- [Data]
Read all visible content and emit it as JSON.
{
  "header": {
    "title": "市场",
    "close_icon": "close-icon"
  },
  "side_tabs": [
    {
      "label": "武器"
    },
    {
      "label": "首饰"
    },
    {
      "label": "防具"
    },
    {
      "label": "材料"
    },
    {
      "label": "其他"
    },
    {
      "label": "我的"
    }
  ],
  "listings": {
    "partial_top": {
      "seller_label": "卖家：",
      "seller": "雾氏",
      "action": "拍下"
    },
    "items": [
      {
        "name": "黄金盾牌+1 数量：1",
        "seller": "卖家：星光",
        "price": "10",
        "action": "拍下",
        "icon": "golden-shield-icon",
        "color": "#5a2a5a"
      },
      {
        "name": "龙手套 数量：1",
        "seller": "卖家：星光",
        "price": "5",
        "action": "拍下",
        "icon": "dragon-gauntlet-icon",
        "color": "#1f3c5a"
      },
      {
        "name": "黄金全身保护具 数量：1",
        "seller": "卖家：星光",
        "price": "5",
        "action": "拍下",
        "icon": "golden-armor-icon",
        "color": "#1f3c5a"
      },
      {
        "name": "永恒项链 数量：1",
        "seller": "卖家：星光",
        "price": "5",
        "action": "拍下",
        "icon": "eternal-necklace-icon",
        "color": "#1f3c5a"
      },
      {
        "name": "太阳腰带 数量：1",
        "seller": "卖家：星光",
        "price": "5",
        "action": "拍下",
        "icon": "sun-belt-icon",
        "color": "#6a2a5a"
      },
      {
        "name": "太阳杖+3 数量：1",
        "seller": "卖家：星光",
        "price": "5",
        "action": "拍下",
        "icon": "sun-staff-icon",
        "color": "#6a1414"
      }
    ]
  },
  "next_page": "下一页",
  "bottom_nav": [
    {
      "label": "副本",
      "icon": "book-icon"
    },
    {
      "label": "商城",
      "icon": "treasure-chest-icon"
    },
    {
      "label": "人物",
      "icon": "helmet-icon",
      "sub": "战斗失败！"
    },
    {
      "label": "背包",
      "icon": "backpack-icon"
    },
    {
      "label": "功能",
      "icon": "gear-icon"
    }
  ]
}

- [Description of the task] Write out every entry exactly as given.

- [Full output]
Read all visible content and emit it as JSON.
{
  "header": {
    "title": "市场",
    "close_icon": "close-icon"
  },
  "side_tabs": [
    {
      "label": "武器"
    },
    {
      "label": "首饰"
    },
    {
      "label": "防具"
    },
    {
      "label": "材料"
    },
    {
      "label": "其他"
    },
    {
      "label": "我的"
    }
  ],
  "listings": {
    "partial_top": {
      "seller_label": "卖家：",
      "seller": "雾氏",
      "action": "拍下"
    },
    "items": [
      {
        "name": "黄金盾牌+1 数量：1",
        "seller": "卖家：星光",
        "price": "10",
        "action": "拍下",
        "icon": "golden-shield-icon",
        "color": "#5a2a5a"
      },
      {
        "name": "龙手套 数量：1",
        "seller": "卖家：星光",
        "price": "5",
        "action": "拍下",
        "icon": "dragon-gauntlet-icon",
        "color": "#1f3c5a"
      },
      {
        "name": "黄金全身保护具 数量：1",
        "seller": "卖家：星光",
        "price": "5",
        "action": "拍下",
        "icon": "golden-armor-icon",
        "color": "#1f3c5a"
      },
      {
        "name": "永恒项链 数量：1",
        "seller": "卖家：星光",
        "price": "5",
        "action": "拍下",
        "icon": "eternal-necklace-icon",
        "color": "#1f3c5a"
      },
      {
        "name": "太阳腰带 数量：1",
        "seller": "卖家：星光",
        "price": "5",
        "action": "拍下",
        "icon": "sun-belt-icon",
        "color": "#6a2a5a"
      },
      {
        "name": "太阳杖+3 数量：1",
        "seller": "卖家：星光",
        "price": "5",
        "action": "拍下",
        "icon": "sun-staff-icon",
        "color": "#6a1414"
      }
    ]
  },
  "next_page": "下一页",
  "bottom_nav": [
    {
      "label": "副本",
      "icon": "book-icon"
    },
    {
      "label": "商城",
      "icon": "treasure-chest-icon"
    },
    {
      "label": "人物",
      "icon": "helmet-icon",
      "sub": "战斗失败！"
    },
    {
      "label": "背包",
      "icon": "backpack-icon"
    },
    {
      "label": "功能",
      "icon": "gear-icon"
    }
  ]
}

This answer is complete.